Copy out the lines that have "this" in them.

Extracted records
☆ ☆ ☆ ☆ ☆ ☆ ☆
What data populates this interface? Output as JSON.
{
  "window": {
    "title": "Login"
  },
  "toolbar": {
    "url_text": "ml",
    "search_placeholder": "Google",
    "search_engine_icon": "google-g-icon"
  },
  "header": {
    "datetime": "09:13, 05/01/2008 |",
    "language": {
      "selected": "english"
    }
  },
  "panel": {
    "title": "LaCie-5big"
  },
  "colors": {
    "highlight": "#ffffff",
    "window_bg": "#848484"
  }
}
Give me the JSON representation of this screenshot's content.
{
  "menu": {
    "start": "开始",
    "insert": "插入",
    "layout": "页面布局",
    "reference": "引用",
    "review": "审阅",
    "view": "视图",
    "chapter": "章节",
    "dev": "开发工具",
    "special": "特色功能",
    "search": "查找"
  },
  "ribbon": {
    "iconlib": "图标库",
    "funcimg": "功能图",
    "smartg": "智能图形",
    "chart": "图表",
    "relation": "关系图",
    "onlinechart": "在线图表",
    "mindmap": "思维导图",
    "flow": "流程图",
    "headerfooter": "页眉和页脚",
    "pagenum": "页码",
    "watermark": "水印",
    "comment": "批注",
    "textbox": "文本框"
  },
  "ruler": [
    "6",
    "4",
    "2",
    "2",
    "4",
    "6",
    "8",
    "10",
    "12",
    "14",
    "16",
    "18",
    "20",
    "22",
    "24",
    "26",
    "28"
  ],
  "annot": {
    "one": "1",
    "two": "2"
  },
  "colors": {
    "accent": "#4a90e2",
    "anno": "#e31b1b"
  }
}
☆ ☆ ☆ ☆ ☆ ☆ ☆
Written solution
What data populates this interface? Output as JSON.
Give me the JSON representation of this screenshot's content.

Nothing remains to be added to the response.